TASK DETAILS: Copy out every item below word for word, keeping each line unchanged and in the same order.
+++ RECORDS TO USE +++
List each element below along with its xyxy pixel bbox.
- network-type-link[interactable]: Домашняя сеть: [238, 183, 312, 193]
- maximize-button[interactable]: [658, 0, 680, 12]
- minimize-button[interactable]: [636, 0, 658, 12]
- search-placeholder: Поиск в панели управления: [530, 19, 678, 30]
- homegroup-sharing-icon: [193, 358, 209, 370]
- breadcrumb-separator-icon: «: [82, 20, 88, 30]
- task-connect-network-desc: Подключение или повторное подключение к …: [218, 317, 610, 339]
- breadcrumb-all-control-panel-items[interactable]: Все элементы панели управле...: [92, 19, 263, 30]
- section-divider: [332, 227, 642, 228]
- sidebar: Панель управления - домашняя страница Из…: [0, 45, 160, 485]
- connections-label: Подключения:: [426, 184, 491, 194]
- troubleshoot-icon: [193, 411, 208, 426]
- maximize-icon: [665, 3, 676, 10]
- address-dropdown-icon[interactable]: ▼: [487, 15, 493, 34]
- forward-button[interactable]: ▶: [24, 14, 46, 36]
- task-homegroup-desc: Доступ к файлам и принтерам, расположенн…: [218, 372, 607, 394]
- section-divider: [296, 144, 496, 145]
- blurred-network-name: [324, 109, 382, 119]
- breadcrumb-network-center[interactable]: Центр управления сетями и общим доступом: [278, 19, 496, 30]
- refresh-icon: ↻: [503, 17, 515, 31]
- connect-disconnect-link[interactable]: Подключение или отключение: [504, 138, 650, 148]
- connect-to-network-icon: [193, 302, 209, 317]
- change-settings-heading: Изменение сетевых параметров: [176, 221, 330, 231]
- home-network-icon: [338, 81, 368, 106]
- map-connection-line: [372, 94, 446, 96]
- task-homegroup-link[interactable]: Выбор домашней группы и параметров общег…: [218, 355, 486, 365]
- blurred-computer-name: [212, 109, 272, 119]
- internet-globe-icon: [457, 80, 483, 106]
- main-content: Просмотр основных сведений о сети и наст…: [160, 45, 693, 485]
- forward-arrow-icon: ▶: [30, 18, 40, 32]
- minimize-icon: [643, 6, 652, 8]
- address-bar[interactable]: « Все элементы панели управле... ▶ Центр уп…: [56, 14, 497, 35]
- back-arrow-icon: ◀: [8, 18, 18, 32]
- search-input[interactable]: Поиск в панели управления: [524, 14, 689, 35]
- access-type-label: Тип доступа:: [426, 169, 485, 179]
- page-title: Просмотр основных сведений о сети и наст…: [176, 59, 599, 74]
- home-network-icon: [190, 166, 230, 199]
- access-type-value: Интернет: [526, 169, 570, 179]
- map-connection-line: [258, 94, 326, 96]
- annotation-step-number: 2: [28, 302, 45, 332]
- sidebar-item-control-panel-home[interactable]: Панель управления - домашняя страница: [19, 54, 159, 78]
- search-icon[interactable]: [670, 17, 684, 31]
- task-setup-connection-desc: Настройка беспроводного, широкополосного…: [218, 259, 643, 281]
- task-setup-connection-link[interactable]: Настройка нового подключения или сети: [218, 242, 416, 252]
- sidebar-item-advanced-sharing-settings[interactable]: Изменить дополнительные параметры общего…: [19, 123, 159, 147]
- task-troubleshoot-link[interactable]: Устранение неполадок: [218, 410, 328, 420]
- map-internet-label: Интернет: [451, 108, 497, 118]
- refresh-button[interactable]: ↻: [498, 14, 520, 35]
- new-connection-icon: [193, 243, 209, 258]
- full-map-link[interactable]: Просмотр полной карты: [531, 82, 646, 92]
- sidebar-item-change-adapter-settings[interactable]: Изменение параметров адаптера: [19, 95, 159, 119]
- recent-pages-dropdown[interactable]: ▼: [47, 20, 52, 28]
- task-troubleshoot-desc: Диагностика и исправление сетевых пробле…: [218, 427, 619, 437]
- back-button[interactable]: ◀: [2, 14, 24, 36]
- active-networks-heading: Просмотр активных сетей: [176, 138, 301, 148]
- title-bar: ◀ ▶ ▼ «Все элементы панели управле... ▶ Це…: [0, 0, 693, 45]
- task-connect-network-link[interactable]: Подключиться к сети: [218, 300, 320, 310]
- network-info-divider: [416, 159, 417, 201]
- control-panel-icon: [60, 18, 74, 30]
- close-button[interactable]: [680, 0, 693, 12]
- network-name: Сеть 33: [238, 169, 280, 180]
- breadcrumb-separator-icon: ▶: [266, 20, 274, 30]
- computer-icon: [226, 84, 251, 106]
+++
EXPECTED ANSWER:
List each element below along with its xyxy pixel bbox.
- network-type-link[interactable]: Домашняя сеть: [238, 183, 312, 193]
- maximize-button[interactable]: [658, 0, 680, 12]
- minimize-button[interactable]: [636, 0, 658, 12]
- search-placeholder: Поиск в панели управления: [530, 19, 678, 30]
- homegroup-sharing-icon: [193, 358, 209, 370]
- breadcrumb-separator-icon: «: [82, 20, 88, 30]
- task-connect-network-desc: Подключение или повторное подключение к …: [218, 317, 610, 339]
- breadcrumb-all-control-panel-items[interactable]: Все элементы панели управле...: [92, 19, 263, 30]
- section-divider: [332, 227, 642, 228]
- sidebar: Панель управления - домашняя страница Из…: [0, 45, 160, 485]
- connections-label: Подключения:: [426, 184, 491, 194]
- troubleshoot-icon: [193, 411, 208, 426]
- maximize-icon: [665, 3, 676, 10]
- address-dropdown-icon[interactable]: ▼: [487, 15, 493, 34]
- forward-button[interactable]: ▶: [24, 14, 46, 36]
- task-homegroup-desc: Доступ к файлам и принтерам, расположенн…: [218, 372, 607, 394]
- section-divider: [296, 144, 496, 145]
- blurred-network-name: [324, 109, 382, 119]
- breadcrumb-network-center[interactable]: Центр управления сетями и общим доступом: [278, 19, 496, 30]
- refresh-icon: ↻: [503, 17, 515, 31]
- connect-disconnect-link[interactable]: Подключение или отключение: [504, 138, 650, 148]
- connect-to-network-icon: [193, 302, 209, 317]
- change-settings-heading: Изменение сетевых параметров: [176, 221, 330, 231]
- home-network-icon: [338, 81, 368, 106]
- map-connection-line: [372, 94, 446, 96]
- task-homegroup-link[interactable]: Выбор домашней группы и параметров общег…: [218, 355, 486, 365]
- blurred-computer-name: [212, 109, 272, 119]
- internet-globe-icon: [457, 80, 483, 106]
- main-content: Просмотр основных сведений о сети и наст…: [160, 45, 693, 485]
- forward-arrow-icon: ▶: [30, 18, 40, 32]
- minimize-icon: [643, 6, 652, 8]
- address-bar[interactable]: « Все элементы панели управле... ▶ Центр уп…: [56, 14, 497, 35]
- back-arrow-icon: ◀: [8, 18, 18, 32]
- search-input[interactable]: Поиск в панели управления: [524, 14, 689, 35]
- access-type-label: Тип доступа:: [426, 169, 485, 179]
- page-title: Просмотр основных сведений о сети и наст…: [176, 59, 599, 74]
- home-network-icon: [190, 166, 230, 199]
- access-type-value: Интернет: [526, 169, 570, 179]
- map-connection-line: [258, 94, 326, 96]
- annotation-step-number: 2: [28, 302, 45, 332]
- sidebar-item-control-panel-home[interactable]: Панель управления - домашняя страница: [19, 54, 159, 78]
- search-icon[interactable]: [670, 17, 684, 31]
- task-setup-connection-desc: Настройка беспроводного, широкополосного…: [218, 259, 643, 281]
- task-setup-connection-link[interactable]: Настройка нового подключения или сети: [218, 242, 416, 252]
- sidebar-item-advanced-sharing-settings[interactable]: Изменить дополнительные параметры общего…: [19, 123, 159, 147]
- task-troubleshoot-link[interactable]: Устранение неполадок: [218, 410, 328, 420]
- map-internet-label: Интернет: [451, 108, 497, 118]
- refresh-button[interactable]: ↻: [498, 14, 520, 35]
- new-connection-icon: [193, 243, 209, 258]
- full-map-link[interactable]: Просмотр полной карты: [531, 82, 646, 92]
- sidebar-item-change-adapter-settings[interactable]: Изменение параметров адаптера: [19, 95, 159, 119]
- recent-pages-dropdown[interactable]: ▼: [47, 20, 52, 28]
- task-troubleshoot-desc: Диагностика и исправление сетевых пробле…: [218, 427, 619, 437]
- back-button[interactable]: ◀: [2, 14, 24, 36]
- active-networks-heading: Просмотр активных сетей: [176, 138, 301, 148]
- title-bar: ◀ ▶ ▼ «Все элементы панели управле... ▶ Це…: [0, 0, 693, 45]
- task-connect-network-link[interactable]: Подключиться к сети: [218, 300, 320, 310]
- network-info-divider: [416, 159, 417, 201]
- control-panel-icon: [60, 18, 74, 30]
- close-button[interactable]: [680, 0, 693, 12]
- network-name: Сеть 33: [238, 169, 280, 180]
- breadcrumb-separator-icon: ▶: [266, 20, 274, 30]
- computer-icon: [226, 84, 251, 106]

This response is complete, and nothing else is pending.